Problem details - Beneath this task is a listing; tally its lines that contain "shape" and give only the total.

+---+

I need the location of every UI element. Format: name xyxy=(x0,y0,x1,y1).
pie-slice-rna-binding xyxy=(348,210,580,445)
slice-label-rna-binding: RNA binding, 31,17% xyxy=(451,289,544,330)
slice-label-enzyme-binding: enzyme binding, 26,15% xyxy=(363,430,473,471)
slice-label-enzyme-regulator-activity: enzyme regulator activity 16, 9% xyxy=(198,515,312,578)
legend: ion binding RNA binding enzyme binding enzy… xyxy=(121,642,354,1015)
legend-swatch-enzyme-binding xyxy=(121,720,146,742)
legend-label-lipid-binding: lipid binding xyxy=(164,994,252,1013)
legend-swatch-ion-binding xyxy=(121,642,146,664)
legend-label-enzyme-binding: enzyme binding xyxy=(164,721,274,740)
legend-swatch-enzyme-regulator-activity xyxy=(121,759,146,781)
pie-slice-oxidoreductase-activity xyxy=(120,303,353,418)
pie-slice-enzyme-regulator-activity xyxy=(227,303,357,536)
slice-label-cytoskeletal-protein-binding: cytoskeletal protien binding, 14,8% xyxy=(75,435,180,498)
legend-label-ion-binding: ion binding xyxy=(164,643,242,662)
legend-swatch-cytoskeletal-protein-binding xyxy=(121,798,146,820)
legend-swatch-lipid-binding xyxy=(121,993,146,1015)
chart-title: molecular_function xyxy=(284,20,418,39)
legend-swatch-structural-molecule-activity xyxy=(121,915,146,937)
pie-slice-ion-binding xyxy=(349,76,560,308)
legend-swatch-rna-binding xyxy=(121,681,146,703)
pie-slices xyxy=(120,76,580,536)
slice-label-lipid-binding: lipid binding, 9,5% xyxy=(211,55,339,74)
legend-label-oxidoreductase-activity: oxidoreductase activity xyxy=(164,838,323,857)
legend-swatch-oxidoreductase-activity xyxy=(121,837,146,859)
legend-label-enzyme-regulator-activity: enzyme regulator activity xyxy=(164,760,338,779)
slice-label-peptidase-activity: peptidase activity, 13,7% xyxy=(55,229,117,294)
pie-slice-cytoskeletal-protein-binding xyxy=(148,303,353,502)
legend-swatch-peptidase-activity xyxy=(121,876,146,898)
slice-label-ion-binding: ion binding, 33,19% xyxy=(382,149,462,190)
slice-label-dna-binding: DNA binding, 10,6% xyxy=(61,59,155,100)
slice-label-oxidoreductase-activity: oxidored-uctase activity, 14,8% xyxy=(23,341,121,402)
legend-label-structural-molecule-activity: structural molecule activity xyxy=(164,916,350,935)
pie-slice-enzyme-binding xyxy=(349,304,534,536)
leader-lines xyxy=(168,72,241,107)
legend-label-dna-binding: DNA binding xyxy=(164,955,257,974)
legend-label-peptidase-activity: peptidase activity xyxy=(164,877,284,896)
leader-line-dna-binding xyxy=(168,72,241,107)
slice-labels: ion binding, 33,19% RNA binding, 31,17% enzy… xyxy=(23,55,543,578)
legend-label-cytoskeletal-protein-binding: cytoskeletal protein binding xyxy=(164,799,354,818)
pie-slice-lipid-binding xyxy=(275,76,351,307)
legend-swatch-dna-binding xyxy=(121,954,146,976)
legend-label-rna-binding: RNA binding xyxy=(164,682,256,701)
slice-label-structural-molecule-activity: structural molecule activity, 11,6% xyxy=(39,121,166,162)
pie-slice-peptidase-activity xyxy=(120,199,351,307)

+---+

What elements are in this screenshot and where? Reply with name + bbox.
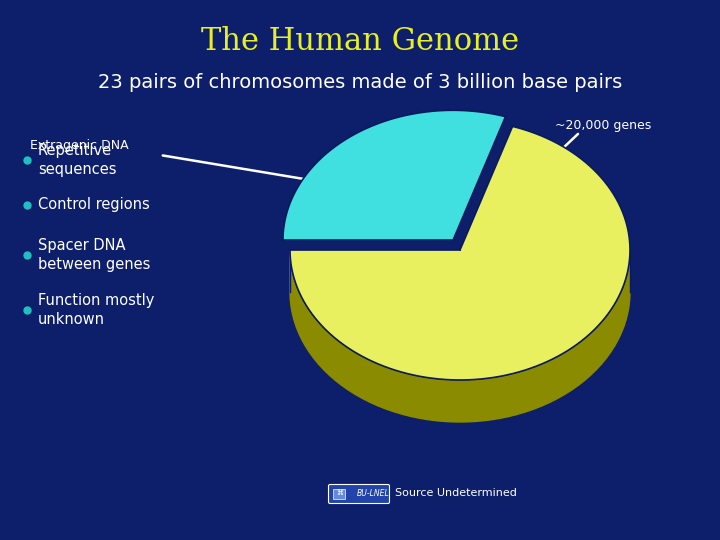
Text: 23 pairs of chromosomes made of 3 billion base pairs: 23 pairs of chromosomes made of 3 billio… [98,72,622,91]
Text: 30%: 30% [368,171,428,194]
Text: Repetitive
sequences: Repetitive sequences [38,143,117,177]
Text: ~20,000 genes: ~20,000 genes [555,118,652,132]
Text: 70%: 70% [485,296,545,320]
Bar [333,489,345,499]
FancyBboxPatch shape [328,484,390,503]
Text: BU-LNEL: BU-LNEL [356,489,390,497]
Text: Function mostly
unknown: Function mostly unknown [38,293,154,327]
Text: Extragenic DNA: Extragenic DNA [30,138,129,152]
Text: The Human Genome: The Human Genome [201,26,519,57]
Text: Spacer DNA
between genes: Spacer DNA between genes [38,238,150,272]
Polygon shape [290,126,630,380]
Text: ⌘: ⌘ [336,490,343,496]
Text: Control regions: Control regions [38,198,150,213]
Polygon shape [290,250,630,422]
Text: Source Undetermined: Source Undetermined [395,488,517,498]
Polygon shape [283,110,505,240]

+---+

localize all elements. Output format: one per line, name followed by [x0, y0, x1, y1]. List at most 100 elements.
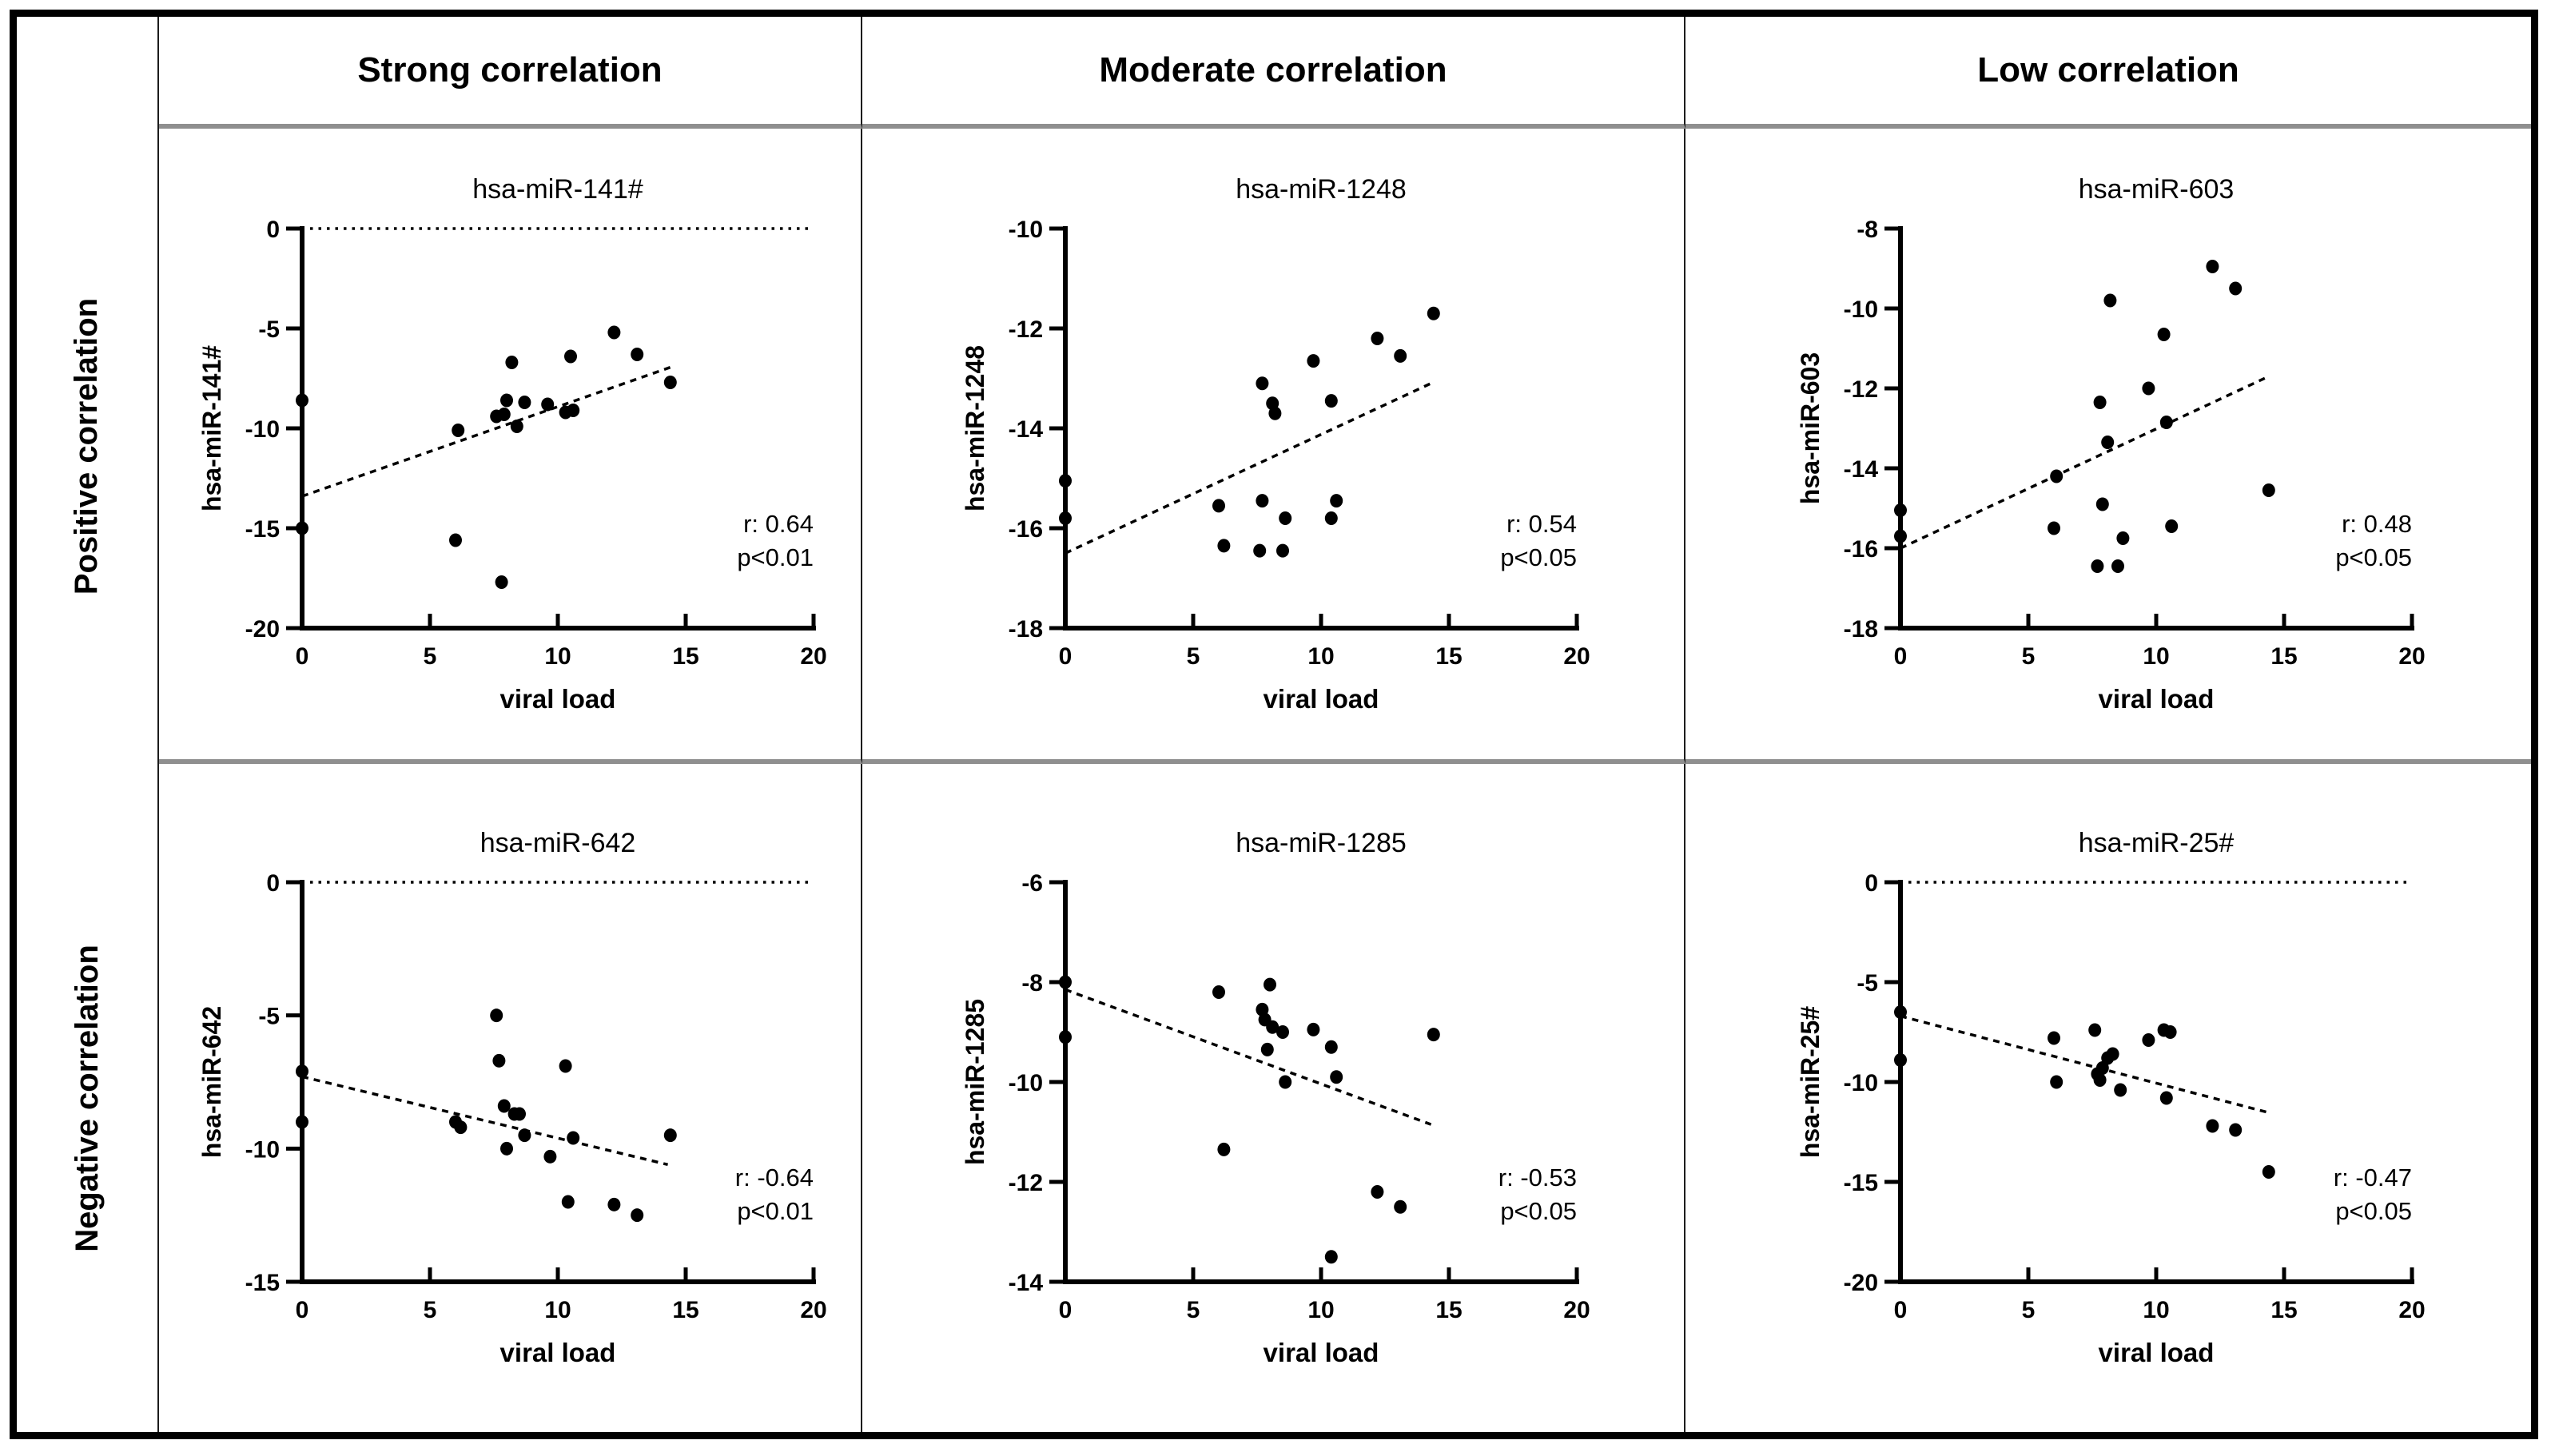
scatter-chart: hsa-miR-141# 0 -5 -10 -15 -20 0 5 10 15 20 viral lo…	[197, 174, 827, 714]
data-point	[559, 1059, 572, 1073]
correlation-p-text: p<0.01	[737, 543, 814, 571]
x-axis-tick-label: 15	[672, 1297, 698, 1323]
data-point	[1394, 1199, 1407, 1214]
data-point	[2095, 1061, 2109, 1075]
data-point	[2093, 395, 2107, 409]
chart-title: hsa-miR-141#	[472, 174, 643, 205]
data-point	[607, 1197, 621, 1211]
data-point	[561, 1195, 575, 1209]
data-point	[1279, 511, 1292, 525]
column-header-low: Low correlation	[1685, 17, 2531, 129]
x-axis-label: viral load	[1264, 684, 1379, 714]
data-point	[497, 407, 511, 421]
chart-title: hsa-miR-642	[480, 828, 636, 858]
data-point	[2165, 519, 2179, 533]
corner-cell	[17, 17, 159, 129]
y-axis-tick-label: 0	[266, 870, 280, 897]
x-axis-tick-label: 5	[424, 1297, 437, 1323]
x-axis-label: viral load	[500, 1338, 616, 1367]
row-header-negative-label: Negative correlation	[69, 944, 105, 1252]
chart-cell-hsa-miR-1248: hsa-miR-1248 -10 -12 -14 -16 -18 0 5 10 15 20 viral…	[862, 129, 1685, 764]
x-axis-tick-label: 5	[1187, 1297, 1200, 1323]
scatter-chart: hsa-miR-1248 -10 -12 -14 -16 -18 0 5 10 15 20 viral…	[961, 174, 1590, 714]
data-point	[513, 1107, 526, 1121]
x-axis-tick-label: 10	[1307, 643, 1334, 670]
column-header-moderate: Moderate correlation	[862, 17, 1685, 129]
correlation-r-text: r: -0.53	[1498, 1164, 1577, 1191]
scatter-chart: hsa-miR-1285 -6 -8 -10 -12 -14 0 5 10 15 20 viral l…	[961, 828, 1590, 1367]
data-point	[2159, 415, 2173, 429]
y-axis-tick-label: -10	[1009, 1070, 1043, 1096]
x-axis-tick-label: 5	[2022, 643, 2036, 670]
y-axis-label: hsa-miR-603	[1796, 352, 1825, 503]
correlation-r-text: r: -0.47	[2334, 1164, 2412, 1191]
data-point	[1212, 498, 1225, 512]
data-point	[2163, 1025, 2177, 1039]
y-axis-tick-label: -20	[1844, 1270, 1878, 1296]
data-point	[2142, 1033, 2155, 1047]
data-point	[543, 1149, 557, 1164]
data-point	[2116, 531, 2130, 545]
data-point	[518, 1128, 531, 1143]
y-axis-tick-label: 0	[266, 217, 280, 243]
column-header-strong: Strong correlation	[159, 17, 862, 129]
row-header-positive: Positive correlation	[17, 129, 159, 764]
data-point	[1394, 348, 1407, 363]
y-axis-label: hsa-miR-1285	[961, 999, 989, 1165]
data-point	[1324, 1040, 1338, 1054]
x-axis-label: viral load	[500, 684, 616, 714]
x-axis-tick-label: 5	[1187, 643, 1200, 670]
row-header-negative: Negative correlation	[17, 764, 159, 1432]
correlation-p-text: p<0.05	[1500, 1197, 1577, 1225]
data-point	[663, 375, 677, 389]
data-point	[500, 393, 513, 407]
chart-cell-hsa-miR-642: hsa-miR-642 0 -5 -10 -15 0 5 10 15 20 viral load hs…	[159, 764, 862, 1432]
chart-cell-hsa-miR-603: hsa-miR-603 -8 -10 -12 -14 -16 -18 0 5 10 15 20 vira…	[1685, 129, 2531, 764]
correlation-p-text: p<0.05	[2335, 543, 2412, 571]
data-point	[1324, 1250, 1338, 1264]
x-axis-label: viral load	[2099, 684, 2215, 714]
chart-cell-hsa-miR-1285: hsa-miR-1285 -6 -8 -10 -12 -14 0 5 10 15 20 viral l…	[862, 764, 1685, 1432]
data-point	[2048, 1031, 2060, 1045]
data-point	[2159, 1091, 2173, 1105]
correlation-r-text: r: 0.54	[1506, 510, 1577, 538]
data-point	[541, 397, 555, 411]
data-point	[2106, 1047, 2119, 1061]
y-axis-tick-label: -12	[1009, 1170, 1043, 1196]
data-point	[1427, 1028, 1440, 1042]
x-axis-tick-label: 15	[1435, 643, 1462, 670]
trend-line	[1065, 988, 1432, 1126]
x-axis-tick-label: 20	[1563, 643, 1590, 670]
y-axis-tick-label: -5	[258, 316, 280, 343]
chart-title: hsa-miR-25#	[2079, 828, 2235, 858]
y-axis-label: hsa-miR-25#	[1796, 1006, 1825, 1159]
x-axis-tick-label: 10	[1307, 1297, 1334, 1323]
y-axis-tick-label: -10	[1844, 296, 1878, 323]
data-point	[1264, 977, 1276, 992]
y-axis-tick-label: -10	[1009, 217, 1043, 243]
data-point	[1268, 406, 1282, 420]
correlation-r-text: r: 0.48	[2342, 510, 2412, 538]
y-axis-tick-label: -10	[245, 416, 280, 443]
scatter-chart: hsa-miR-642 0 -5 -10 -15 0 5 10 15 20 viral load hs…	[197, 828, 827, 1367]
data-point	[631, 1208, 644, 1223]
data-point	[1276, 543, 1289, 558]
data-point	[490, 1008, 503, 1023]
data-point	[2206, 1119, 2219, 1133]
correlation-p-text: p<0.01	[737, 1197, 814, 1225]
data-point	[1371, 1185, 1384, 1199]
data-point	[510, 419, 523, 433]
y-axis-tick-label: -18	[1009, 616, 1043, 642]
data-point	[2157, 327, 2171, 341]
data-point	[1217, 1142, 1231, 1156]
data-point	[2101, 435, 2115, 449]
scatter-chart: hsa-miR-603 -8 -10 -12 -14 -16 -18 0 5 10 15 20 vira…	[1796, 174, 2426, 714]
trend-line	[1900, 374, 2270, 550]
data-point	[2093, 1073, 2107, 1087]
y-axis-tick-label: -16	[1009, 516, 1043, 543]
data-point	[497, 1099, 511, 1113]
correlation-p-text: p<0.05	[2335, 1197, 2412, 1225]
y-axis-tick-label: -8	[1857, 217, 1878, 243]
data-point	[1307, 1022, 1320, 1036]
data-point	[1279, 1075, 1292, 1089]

+---+

Reply - 4